TASK TO CARRY OUT:
Transcribe the listing word for word.

DATASET ROWS:
• • • • •
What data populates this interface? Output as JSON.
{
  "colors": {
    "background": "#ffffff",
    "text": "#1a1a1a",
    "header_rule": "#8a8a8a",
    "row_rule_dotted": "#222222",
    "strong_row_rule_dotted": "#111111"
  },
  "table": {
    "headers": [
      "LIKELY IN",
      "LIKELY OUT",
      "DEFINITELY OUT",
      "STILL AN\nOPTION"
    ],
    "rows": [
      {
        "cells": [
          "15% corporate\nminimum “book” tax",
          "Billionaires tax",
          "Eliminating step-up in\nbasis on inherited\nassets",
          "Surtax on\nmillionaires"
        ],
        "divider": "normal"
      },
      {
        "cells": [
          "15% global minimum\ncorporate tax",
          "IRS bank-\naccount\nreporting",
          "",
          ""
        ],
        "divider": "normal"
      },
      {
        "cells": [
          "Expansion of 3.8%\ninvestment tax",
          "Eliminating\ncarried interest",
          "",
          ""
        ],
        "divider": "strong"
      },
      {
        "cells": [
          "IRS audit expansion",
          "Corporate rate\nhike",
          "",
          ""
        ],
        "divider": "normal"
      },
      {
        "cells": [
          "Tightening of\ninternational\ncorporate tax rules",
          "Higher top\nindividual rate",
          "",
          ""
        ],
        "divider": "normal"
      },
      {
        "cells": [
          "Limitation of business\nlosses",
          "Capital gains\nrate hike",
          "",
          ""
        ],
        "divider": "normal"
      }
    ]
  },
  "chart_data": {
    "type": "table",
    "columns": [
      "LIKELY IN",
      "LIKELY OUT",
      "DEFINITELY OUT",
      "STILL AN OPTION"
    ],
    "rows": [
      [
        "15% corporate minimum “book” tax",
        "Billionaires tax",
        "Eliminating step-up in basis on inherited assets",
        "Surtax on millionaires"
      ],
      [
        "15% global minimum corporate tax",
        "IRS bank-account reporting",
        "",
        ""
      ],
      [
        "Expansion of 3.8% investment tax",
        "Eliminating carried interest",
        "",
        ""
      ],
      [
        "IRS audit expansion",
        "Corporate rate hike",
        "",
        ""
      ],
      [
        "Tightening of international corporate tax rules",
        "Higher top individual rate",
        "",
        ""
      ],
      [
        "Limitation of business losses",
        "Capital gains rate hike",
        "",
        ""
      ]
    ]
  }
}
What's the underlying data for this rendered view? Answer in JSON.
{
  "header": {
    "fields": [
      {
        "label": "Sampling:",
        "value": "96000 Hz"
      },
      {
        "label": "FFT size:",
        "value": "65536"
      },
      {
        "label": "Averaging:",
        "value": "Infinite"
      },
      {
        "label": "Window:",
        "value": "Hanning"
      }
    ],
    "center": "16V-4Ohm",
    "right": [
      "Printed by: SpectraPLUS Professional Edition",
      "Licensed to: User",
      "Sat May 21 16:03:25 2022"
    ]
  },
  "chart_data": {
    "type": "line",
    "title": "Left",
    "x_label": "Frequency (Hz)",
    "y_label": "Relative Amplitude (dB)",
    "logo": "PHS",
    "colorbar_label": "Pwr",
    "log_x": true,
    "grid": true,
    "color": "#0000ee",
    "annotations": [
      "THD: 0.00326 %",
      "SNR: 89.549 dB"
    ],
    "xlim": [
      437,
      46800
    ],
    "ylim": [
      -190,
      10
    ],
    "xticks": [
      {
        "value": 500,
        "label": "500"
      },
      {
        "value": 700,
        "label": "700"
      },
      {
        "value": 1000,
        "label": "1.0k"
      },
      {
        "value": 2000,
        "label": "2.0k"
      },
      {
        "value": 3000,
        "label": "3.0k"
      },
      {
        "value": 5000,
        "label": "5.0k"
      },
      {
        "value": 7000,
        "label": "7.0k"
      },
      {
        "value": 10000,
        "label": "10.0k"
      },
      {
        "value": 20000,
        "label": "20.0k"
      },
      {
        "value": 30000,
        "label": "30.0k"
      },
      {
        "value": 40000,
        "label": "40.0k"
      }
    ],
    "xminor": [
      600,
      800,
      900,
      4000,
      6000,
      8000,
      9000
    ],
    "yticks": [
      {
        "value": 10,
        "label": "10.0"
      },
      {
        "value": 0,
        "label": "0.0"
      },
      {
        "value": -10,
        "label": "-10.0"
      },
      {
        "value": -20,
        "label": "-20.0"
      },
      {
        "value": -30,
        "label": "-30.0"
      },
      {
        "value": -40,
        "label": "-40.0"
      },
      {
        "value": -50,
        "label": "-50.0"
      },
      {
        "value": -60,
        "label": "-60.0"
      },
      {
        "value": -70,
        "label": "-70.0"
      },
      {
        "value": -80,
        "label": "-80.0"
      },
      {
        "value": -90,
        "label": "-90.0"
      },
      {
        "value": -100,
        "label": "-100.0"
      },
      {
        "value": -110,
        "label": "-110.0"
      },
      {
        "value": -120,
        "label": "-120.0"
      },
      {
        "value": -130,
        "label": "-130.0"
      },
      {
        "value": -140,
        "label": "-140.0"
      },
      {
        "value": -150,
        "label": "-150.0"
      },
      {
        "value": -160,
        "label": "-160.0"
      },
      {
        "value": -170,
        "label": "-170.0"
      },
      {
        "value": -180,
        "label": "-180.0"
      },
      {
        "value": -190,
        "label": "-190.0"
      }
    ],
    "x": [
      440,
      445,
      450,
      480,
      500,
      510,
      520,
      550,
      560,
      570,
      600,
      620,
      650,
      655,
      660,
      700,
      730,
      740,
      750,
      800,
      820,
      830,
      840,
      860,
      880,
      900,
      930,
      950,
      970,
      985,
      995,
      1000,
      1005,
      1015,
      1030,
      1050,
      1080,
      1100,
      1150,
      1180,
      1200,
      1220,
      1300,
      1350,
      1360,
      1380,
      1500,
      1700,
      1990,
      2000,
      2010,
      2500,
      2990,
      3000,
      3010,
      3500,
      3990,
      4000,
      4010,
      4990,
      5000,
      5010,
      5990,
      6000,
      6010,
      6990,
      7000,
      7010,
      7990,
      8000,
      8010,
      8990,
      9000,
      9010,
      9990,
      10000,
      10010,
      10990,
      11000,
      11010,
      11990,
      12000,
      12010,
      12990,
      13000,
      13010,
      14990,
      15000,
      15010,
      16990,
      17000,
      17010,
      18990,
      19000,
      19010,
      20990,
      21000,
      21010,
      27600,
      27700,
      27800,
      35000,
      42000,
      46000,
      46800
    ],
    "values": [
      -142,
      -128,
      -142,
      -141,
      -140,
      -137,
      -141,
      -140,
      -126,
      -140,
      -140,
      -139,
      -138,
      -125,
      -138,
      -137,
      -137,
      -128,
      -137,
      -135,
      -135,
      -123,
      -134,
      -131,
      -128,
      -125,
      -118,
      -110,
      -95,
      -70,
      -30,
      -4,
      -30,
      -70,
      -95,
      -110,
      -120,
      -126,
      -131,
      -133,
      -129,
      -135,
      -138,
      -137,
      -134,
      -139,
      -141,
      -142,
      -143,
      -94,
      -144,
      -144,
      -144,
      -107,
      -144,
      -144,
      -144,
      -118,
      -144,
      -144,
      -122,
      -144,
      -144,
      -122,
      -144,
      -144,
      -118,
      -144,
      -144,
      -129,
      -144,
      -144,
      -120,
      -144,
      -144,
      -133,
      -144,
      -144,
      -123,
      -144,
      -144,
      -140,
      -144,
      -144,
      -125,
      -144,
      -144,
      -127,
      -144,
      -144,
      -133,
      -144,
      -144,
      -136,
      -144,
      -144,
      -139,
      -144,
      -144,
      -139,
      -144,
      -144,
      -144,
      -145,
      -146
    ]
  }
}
• • • • •
CORRECT OUTPUT:
What data populates this interface? Output as JSON.
{
  "colors": {
    "background": "#ffffff",
    "text": "#1a1a1a",
    "header_rule": "#8a8a8a",
    "row_rule_dotted": "#222222",
    "strong_row_rule_dotted": "#111111"
  },
  "table": {
    "headers": [
      "LIKELY IN",
      "LIKELY OUT",
      "DEFINITELY OUT",
      "STILL AN\nOPTION"
    ],
    "rows": [
      {
        "cells": [
          "15% corporate\nminimum “book” tax",
          "Billionaires tax",
          "Eliminating step-up in\nbasis on inherited\nassets",
          "Surtax on\nmillionaires"
        ],
        "divider": "normal"
      },
      {
        "cells": [
          "15% global minimum\ncorporate tax",
          "IRS bank-\naccount\nreporting",
          "",
          ""
        ],
        "divider": "normal"
      },
      {
        "cells": [
          "Expansion of 3.8%\ninvestment tax",
          "Eliminating\ncarried interest",
          "",
          ""
        ],
        "divider": "strong"
      },
      {
        "cells": [
          "IRS audit expansion",
          "Corporate rate\nhike",
          "",
          ""
        ],
        "divider": "normal"
      },
      {
        "cells": [
          "Tightening of\ninternational\ncorporate tax rules",
          "Higher top\nindividual rate",
          "",
          ""
        ],
        "divider": "normal"
      },
      {
        "cells": [
          "Limitation of business\nlosses",
          "Capital gains\nrate hike",
          "",
          ""
        ],
        "divider": "normal"
      }
    ]
  },
  "chart_data": {
    "type": "table",
    "columns": [
      "LIKELY IN",
      "LIKELY OUT",
      "DEFINITELY OUT",
      "STILL AN OPTION"
    ],
    "rows": [
      [
        "15% corporate minimum “book” tax",
        "Billionaires tax",
        "Eliminating step-up in basis on inherited assets",
        "Surtax on millionaires"
      ],
      [
        "15% global minimum corporate tax",
        "IRS bank-account reporting",
        "",
        ""
      ],
      [
        "Expansion of 3.8% investment tax",
        "Eliminating carried interest",
        "",
        ""
      ],
      [
        "IRS audit expansion",
        "Corporate rate hike",
        "",
        ""
      ],
      [
        "Tightening of international corporate tax rules",
        "Higher top individual rate",
        "",
        ""
      ],
      [
        "Limitation of business losses",
        "Capital gains rate hike",
        "",
        ""
      ]
    ]
  }
}
What's the underlying data for this rendered view? Answer in JSON.
{
  "header": {
    "fields": [
      {
        "label": "Sampling:",
        "value": "96000 Hz"
      },
      {
        "label": "FFT size:",
        "value": "65536"
      },
      {
        "label": "Averaging:",
        "value": "Infinite"
      },
      {
        "label": "Window:",
        "value": "Hanning"
      }
    ],
    "center": "16V-4Ohm",
    "right": [
      "Printed by: SpectraPLUS Professional Edition",
      "Licensed to: User",
      "Sat May 21 16:03:25 2022"
    ]
  },
  "chart_data": {
    "type": "line",
    "title": "Left",
    "x_label": "Frequency (Hz)",
    "y_label": "Relative Amplitude (dB)",
    "logo": "PHS",
    "colorbar_label": "Pwr",
    "log_x": true,
    "grid": true,
    "color": "#0000ee",
    "annotations": [
      "THD: 0.00326 %",
      "SNR: 89.549 dB"
    ],
    "xlim": [
      437,
      46800
    ],
    "ylim": [
      -190,
      10
    ],
    "xticks": [
      {
        "value": 500,
        "label": "500"
      },
      {
        "value": 700,
        "label": "700"
      },
      {
        "value": 1000,
        "label": "1.0k"
      },
      {
        "value": 2000,
        "label": "2.0k"
      },
      {
        "value": 3000,
        "label": "3.0k"
      },
      {
        "value": 5000,
        "label": "5.0k"
      },
      {
        "value": 7000,
        "label": "7.0k"
      },
      {
        "value": 10000,
        "label": "10.0k"
      },
      {
        "value": 20000,
        "label": "20.0k"
      },
      {
        "value": 30000,
        "label": "30.0k"
      },
      {
        "value": 40000,
        "label": "40.0k"
      }
    ],
    "xminor": [
      600,
      800,
      900,
      4000,
      6000,
      8000,
      9000
    ],
    "yticks": [
      {
        "value": 10,
        "label": "10.0"
      },
      {
        "value": 0,
        "label": "0.0"
      },
      {
        "value": -10,
        "label": "-10.0"
      },
      {
        "value": -20,
        "label": "-20.0"
      },
      {
        "value": -30,
        "label": "-30.0"
      },
      {
        "value": -40,
        "label": "-40.0"
      },
      {
        "value": -50,
        "label": "-50.0"
      },
      {
        "value": -60,
        "label": "-60.0"
      },
      {
        "value": -70,
        "label": "-70.0"
      },
      {
        "value": -80,
        "label": "-80.0"
      },
      {
        "value": -90,
        "label": "-90.0"
      },
      {
        "value": -100,
        "label": "-100.0"
      },
      {
        "value": -110,
        "label": "-110.0"
      },
      {
        "value": -120,
        "label": "-120.0"
      },
      {
        "value": -130,
        "label": "-130.0"
      },
      {
        "value": -140,
        "label": "-140.0"
      },
      {
        "value": -150,
        "label": "-150.0"
      },
      {
        "value": -160,
        "label": "-160.0"
      },
      {
        "value": -170,
        "label": "-170.0"
      },
      {
        "value": -180,
        "label": "-180.0"
      },
      {
        "value": -190,
        "label": "-190.0"
      }
    ],
    "x": [
      440,
      445,
      450,
      480,
      500,
      510,
      520,
      550,
      560,
      570,
      600,
      620,
      650,
      655,
      660,
      700,
      730,
      740,
      750,
      800,
      820,
      830,
      840,
      860,
      880,
      900,
      930,
      950,
      970,
      985,
      995,
      1000,
      1005,
      1015,
      1030,
      1050,
      1080,
      1100,
      1150,
      1180,
      1200,
      1220,
      1300,
      1350,
      1360,
      1380,
      1500,
      1700,
      1990,
      2000,
      2010,
      2500,
      2990,
      3000,
      3010,
      3500,
      3990,
      4000,
      4010,
      4990,
      5000,
      5010,
      5990,
      6000,
      6010,
      6990,
      7000,
      7010,
      7990,
      8000,
      8010,
      8990,
      9000,
      9010,
      9990,
      10000,
      10010,
      10990,
      11000,
      11010,
      11990,
      12000,
      12010,
      12990,
      13000,
      13010,
      14990,
      15000,
      15010,
      16990,
      17000,
      17010,
      18990,
      19000,
      19010,
      20990,
      21000,
      21010,
      27600,
      27700,
      27800,
      35000,
      42000,
      46000,
      46800
    ],
    "values": [
      -142,
      -128,
      -142,
      -141,
      -140,
      -137,
      -141,
      -140,
      -126,
      -140,
      -140,
      -139,
      -138,
      -125,
      -138,
      -137,
      -137,
      -128,
      -137,
      -135,
      -135,
      -123,
      -134,
      -131,
      -128,
      -125,
      -118,
      -110,
      -95,
      -70,
      -30,
      -4,
      -30,
      -70,
      -95,
      -110,
      -120,
      -126,
      -131,
      -133,
      -129,
      -135,
      -138,
      -137,
      -134,
      -139,
      -141,
      -142,
      -143,
      -94,
      -144,
      -144,
      -144,
      -107,
      -144,
      -144,
      -144,
      -118,
      -144,
      -144,
      -122,
      -144,
      -144,
      -122,
      -144,
      -144,
      -118,
      -144,
      -144,
      -129,
      -144,
      -144,
      -120,
      -144,
      -144,
      -133,
      -144,
      -144,
      -123,
      -144,
      -144,
      -140,
      -144,
      -144,
      -125,
      -144,
      -144,
      -127,
      -144,
      -144,
      -133,
      -144,
      -144,
      -136,
      -144,
      -144,
      -139,
      -144,
      -144,
      -139,
      -144,
      -144,
      -144,
      -145,
      -146
    ]
  }
}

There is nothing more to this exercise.